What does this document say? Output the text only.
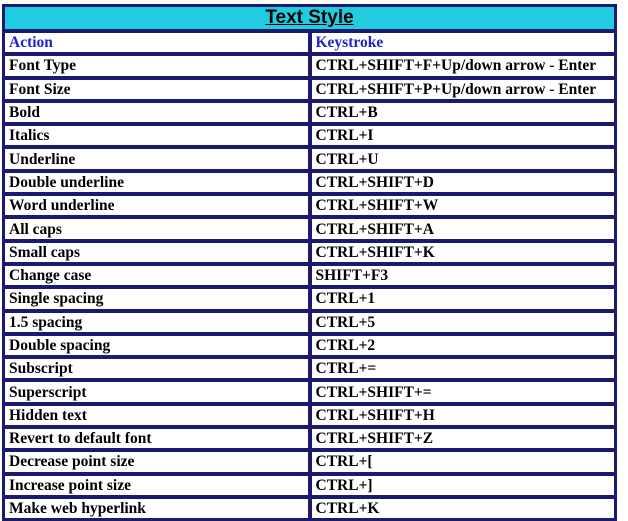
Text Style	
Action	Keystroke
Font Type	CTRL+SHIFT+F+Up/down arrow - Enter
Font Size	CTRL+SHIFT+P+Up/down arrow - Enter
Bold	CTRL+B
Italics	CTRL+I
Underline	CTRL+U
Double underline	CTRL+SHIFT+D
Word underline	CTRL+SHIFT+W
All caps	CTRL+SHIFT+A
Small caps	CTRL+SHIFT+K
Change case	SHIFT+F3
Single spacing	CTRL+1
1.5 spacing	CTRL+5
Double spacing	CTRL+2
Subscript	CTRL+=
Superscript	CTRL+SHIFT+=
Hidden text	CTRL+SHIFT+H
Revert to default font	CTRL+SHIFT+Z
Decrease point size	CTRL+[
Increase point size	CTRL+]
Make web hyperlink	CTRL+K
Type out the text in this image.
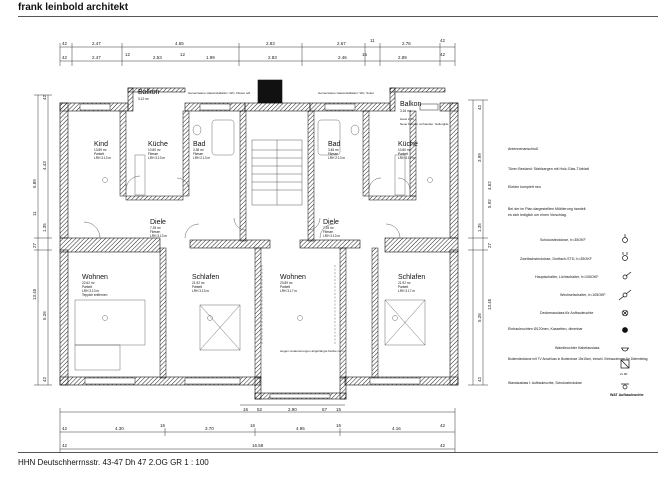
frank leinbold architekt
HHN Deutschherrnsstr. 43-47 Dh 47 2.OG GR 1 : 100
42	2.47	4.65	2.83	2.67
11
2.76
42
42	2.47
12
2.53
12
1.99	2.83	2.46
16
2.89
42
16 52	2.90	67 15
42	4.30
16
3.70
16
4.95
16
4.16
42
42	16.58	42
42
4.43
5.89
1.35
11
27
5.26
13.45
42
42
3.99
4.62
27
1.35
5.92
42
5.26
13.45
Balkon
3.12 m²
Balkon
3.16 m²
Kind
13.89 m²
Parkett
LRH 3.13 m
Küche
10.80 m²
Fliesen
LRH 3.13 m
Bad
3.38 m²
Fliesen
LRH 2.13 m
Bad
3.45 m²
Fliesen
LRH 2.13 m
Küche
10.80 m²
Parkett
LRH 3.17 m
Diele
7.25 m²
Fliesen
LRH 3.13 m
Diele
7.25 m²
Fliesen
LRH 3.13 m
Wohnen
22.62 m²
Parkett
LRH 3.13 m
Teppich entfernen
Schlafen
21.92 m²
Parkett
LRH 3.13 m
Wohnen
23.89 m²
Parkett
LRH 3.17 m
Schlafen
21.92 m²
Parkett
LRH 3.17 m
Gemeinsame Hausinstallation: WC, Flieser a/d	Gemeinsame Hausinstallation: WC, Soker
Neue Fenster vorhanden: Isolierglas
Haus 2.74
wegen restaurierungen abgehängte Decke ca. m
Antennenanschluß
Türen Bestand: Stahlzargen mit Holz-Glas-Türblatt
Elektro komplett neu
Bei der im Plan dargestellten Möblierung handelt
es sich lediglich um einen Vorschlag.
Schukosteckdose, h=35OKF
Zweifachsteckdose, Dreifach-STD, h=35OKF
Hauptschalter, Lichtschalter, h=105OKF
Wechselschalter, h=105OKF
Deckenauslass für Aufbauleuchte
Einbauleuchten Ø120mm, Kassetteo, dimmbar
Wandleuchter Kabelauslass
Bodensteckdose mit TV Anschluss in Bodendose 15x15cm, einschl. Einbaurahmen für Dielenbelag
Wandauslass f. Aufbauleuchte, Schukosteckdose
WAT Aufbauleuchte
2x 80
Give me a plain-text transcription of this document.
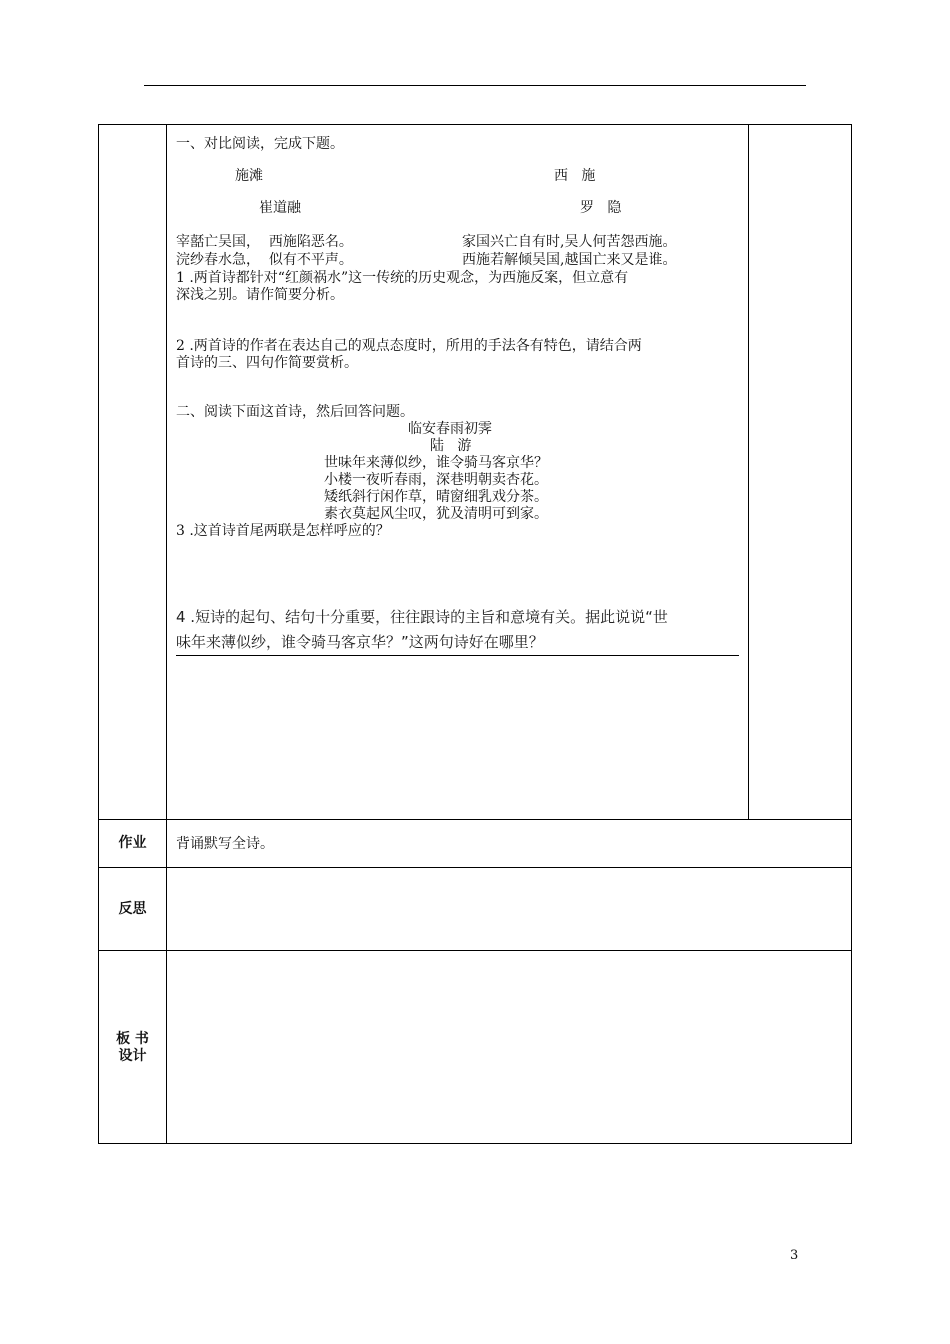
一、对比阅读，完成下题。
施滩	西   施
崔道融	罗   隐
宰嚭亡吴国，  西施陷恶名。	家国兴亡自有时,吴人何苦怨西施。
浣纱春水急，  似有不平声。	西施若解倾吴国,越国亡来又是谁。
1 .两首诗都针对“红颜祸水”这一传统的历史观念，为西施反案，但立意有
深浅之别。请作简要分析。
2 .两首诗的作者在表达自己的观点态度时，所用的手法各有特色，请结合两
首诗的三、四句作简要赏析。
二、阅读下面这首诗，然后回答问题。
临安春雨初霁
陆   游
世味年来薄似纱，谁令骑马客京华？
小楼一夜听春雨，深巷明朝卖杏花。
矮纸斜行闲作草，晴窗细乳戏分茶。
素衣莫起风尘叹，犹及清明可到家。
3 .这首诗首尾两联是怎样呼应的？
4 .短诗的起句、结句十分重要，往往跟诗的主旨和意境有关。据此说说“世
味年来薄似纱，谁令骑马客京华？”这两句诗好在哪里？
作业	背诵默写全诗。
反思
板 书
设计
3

* * *

Print out every entry above without changing a word, and leave out the pictures.

What does this document say? Output the text only.
Text Style	
Action	Keystroke
Font Type	CTRL+SHIFT+F+Up/down arrow - Enter
Font Size	CTRL+SHIFT+P+Up/down arrow - Enter
Bold	CTRL+B
Italics	CTRL+I
Underline	CTRL+U
Double underline	CTRL+SHIFT+D
Word underline	CTRL+SHIFT+W
All caps	CTRL+SHIFT+A
Small caps	CTRL+SHIFT+K
Change case	SHIFT+F3
Single spacing	CTRL+1
1.5 spacing	CTRL+5
Double spacing	CTRL+2
Subscript	CTRL+=
Superscript	CTRL+SHIFT+=
Hidden text	CTRL+SHIFT+H
Revert to default font	CTRL+SHIFT+Z
Decrease point size	CTRL+[
Increase point size	CTRL+]
Make web hyperlink	CTRL+K
Type out the text in this image.
frank leinbold architekt
HHN Deutschherrnsstr. 43-47 Dh 47 2.OG GR 1 : 100
42	2.47	4.65	2.83	2.67
11
2.76
42
42	2.47
12
2.53
12
1.99	2.83	2.46
16
2.89
42
16 52	2.90	67 15
42	4.30
16
3.70
16
4.95
16
4.16
42
42	16.58	42
42
4.43
5.89
1.35
11
27
5.26
13.45
42
42
3.99
4.62
27
1.35
5.92
42
5.26
13.45
Balkon
3.12 m²
Balkon
3.16 m²
Kind
13.89 m²
Parkett
LRH 3.13 m
Küche
10.80 m²
Fliesen
LRH 3.13 m
Bad
3.38 m²
Fliesen
LRH 2.13 m
Bad
3.45 m²
Fliesen
LRH 2.13 m
Küche
10.80 m²
Parkett
LRH 3.17 m
Diele
7.25 m²
Fliesen
LRH 3.13 m
Diele
7.25 m²
Fliesen
LRH 3.13 m
Wohnen
22.62 m²
Parkett
LRH 3.13 m
Teppich entfernen
Schlafen
21.92 m²
Parkett
LRH 3.13 m
Wohnen
23.89 m²
Parkett
LRH 3.17 m
Schlafen
21.92 m²
Parkett
LRH 3.17 m
Gemeinsame Hausinstallation: WC, Flieser a/d	Gemeinsame Hausinstallation: WC, Soker
Neue Fenster vorhanden: Isolierglas
Haus 2.74
wegen restaurierungen abgehängte Decke ca. m
Antennenanschluß
Türen Bestand: Stahlzargen mit Holz-Glas-Türblatt
Elektro komplett neu
Bei der im Plan dargestellten Möblierung handelt
es sich lediglich um einen Vorschlag.
Schukosteckdose, h=35OKF
Zweifachsteckdose, Dreifach-STD, h=35OKF
Hauptschalter, Lichtschalter, h=105OKF
Wechselschalter, h=105OKF
Deckenauslass für Aufbauleuchte
Einbauleuchten Ø120mm, Kassetteo, dimmbar
Wandleuchter Kabelauslass
Bodensteckdose mit TV Anschluss in Bodendose 15x15cm, einschl. Einbaurahmen für Dielenbelag
Wandauslass f. Aufbauleuchte, Schukosteckdose
WAT Aufbauleuchte
2x 80
Give me a plain-text transcription of this document.
一、对比阅读，完成下题。
施滩	西   施
崔道融	罗   隐
宰嚭亡吴国，  西施陷恶名。	家国兴亡自有时,吴人何苦怨西施。
浣纱春水急，  似有不平声。	西施若解倾吴国,越国亡来又是谁。
1 .两首诗都针对“红颜祸水”这一传统的历史观念，为西施反案，但立意有
深浅之别。请作简要分析。
2 .两首诗的作者在表达自己的观点态度时，所用的手法各有特色，请结合两
首诗的三、四句作简要赏析。
二、阅读下面这首诗，然后回答问题。
临安春雨初霁
陆   游
世味年来薄似纱，谁令骑马客京华？
小楼一夜听春雨，深巷明朝卖杏花。
矮纸斜行闲作草，晴窗细乳戏分茶。
素衣莫起风尘叹，犹及清明可到家。
3 .这首诗首尾两联是怎样呼应的？
4 .短诗的起句、结句十分重要，往往跟诗的主旨和意境有关。据此说说“世
味年来薄似纱，谁令骑马客京华？”这两句诗好在哪里？
作业	背诵默写全诗。
反思
板 书
设计
3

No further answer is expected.